■ **REQUIREMENT**
Please duplicate the passage on cancer stem-like cells from "SOX2 is the" to "of distant metastases.".

■ **EXERCISE PASSAGE**
Cancer stem-like cells (CSCs) are a small population of tumor cells that are capable of self-renewal, producing heterogeneous lineages of cancer cells that comprise the tumor. CSCs are a unique biological subpopulation of cancer cells that could survive indeterminately [
91]. Those cells are characterized by the expression of gene sets associated with embryonic stem cells, the activation of multidrug resistance (MDR) and/or DNA-damage response (DDR) systems [
92,
93].
Although detailed processes of the formation of cancer stem-like cells are still under debate, it is certain that cancer cells must go through the process of cell reprogramming. This process resets differentiated cells to a pluripotent state and can be achieved by nuclear transfer, cell fusion and/or overexpression of certain transcription factors:
Oct-4, Sox2, Klf4, c-Myc (OSKM) [
94] (human homologs:
POU5F1, SOX2, KLF4, MYC). As CSCs overexpress
SOX2, POU5F1, and
NANOG, it is suspected that reprogramming of cancer cells is mediated via overexpression of those transcription factors [
95]. From stemness markers,
SOX2 is best known for its association with anti-estrogen resistance. In vitro studies showed that in ER− endocrine resistant MCF-7 cells SOX2 expression is significantly higher than in ER+-resistant MCF-7 cells [
95]. Other in vitro studies revealed that in ER+ endocrine resistant cell lines, SOX2 expression level is negatively correlated with ER and PR expression level. Interestingly, the high expression of SOX2 was also correlated with increasing histopathological grade during tamoxifen resistance acquisition [
96]. There is growing evidence that
SOX2 expression is highly correlated with resistance mechanisms and epithelial-mesenchymal transition (EMT)-specific gene expression in cancers.
SOX2 is the regulator of: GLI1, FOXA1, mTOR, EGFR, and WNT and/or NF-κB pathway genes expression [
95‐
100]. Those pathways are associated with growth, proliferation, dedifferentiation and resistance in cancer cells. Moreover, overexpression of other stemness markers can lead to hyperactivation of migration, survival and proliferation associated pathways: HEDGEHOG, WNT, NF-κB, TGF-β, NOTCH, ERK/MAPK (reviewed: [
64,
101‐
103]). Activation of these pathways can lead to the acquisition of anti-estrogen resistance, increased invasiveness, migration and formation of distant metastases.

■ **DATASET**
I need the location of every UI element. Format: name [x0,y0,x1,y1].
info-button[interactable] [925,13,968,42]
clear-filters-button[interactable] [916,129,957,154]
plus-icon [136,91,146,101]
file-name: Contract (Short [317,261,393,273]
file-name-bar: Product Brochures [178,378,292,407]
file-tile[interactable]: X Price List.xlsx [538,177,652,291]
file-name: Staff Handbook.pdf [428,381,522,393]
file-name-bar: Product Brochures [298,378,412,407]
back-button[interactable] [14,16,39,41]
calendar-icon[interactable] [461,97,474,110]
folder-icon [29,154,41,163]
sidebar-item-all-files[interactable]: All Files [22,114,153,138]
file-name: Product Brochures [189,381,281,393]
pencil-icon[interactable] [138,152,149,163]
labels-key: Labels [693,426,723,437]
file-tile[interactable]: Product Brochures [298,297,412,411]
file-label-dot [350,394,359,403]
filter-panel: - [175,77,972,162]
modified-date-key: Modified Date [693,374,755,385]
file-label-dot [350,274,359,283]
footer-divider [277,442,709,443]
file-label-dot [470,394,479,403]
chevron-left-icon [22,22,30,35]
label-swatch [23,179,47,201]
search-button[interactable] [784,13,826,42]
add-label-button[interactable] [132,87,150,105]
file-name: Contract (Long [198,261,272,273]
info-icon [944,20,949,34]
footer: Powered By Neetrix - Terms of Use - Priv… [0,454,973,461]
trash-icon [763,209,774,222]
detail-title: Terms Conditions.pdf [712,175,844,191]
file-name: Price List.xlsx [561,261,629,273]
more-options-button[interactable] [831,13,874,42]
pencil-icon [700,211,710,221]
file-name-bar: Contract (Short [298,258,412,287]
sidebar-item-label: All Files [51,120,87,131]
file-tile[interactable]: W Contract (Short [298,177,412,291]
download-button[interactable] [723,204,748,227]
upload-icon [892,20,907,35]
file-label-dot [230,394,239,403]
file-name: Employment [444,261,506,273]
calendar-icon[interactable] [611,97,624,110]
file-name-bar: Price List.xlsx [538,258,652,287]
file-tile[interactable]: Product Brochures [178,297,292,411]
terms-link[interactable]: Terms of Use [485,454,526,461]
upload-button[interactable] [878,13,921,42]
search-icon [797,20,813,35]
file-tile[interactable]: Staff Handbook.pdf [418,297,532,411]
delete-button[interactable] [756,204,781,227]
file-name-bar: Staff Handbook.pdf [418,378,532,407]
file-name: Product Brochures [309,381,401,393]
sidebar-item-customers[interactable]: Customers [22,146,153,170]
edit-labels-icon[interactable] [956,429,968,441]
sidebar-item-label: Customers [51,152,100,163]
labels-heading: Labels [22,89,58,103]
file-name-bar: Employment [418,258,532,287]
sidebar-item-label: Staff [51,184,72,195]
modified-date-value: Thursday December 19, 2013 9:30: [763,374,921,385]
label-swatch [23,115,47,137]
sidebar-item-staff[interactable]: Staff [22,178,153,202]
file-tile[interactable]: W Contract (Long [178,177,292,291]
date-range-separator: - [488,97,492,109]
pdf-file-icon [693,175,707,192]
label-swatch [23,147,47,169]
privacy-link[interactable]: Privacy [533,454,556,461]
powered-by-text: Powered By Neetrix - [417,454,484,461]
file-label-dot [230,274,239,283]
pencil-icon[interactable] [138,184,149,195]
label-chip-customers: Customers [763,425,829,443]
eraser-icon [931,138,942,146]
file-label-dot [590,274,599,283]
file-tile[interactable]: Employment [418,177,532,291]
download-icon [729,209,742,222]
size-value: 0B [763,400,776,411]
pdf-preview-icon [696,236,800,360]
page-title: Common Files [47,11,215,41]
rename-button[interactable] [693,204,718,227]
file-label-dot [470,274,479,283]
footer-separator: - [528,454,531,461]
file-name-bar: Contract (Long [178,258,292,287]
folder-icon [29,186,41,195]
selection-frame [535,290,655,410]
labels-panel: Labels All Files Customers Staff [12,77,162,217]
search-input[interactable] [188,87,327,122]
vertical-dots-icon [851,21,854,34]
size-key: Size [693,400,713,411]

■ **TASK RESPONSE**
SOX2 is the regulator of: GLI1, FOXA1, mTOR, EGFR, and WNT and/or NF-κB pathway genes expression [
95‐
100]. Those pathways are associated with growth, proliferation, dedifferentiation and resistance in cancer cells. Moreover, overexpression of other stemness markers can lead to hyperactivation of migration, survival and proliferation associated pathways: HEDGEHOG, WNT, NF-κB, TGF-β, NOTCH, ERK/MAPK (reviewed: [
64,
101‐
103]). Activation of these pathways can lead to the acquisition of anti-estrogen resistance, increased invasiveness, migration and formation of distant metastases.